---- Provided entries

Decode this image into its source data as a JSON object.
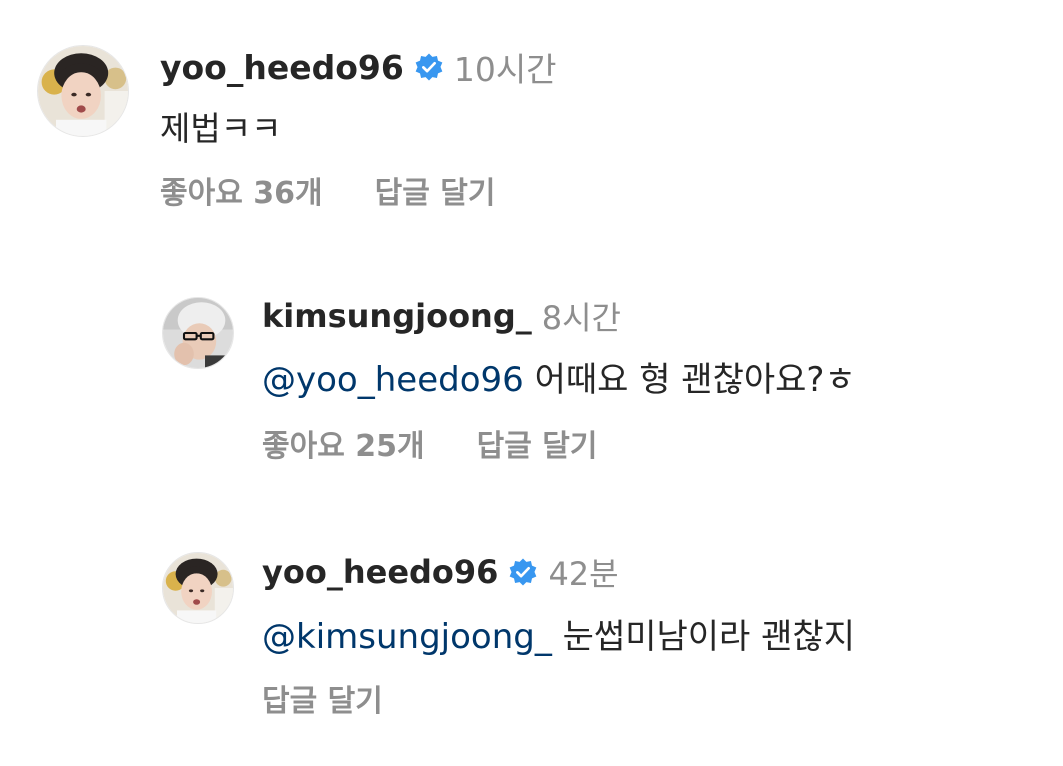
{
  "comments": [
    {
      "username": "yoo_heedo96",
      "verified": true,
      "time": "10시간",
      "mention": "",
      "text": "제법ㅋㅋ",
      "likes": "좋아요 36개",
      "reply": "답글 달기",
      "avatar_icon": "profile-photo"
    },
    {
      "username": "kimsungjoong_",
      "verified": false,
      "time": "8시간",
      "mention": "@yoo_heedo96",
      "text": " 어때요 형 괜찮아요?ㅎ",
      "likes": "좋아요 25개",
      "reply": "답글 달기",
      "avatar_icon": "profile-photo"
    },
    {
      "username": "yoo_heedo96",
      "verified": true,
      "time": "42분",
      "mention": "@kimsungjoong_",
      "text": " 눈썹미남이라 괜찮지",
      "likes": "",
      "reply": "답글 달기",
      "avatar_icon": "profile-photo"
    }
  ],
  "colors": {
    "username": "#262626",
    "meta": "#8e8e8e",
    "mention": "#00376b",
    "verified": "#3897f0"
  }
}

--------

Instruction —
Set down all the data again exactly as above, pictures excluded.

Exercise response —
Decode this image into its source data as a JSON object.
{
  "comments": [
    {
      "username": "yoo_heedo96",
      "verified": true,
      "time": "10시간",
      "mention": "",
      "text": "제법ㅋㅋ",
      "likes": "좋아요 36개",
      "reply": "답글 달기",
      "avatar_icon": "profile-photo"
    },
    {
      "username": "kimsungjoong_",
      "verified": false,
      "time": "8시간",
      "mention": "@yoo_heedo96",
      "text": " 어때요 형 괜찮아요?ㅎ",
      "likes": "좋아요 25개",
      "reply": "답글 달기",
      "avatar_icon": "profile-photo"
    },
    {
      "username": "yoo_heedo96",
      "verified": true,
      "time": "42분",
      "mention": "@kimsungjoong_",
      "text": " 눈썹미남이라 괜찮지",
      "likes": "",
      "reply": "답글 달기",
      "avatar_icon": "profile-photo"
    }
  ],
  "colors": {
    "username": "#262626",
    "meta": "#8e8e8e",
    "mention": "#00376b",
    "verified": "#3897f0"
  }
}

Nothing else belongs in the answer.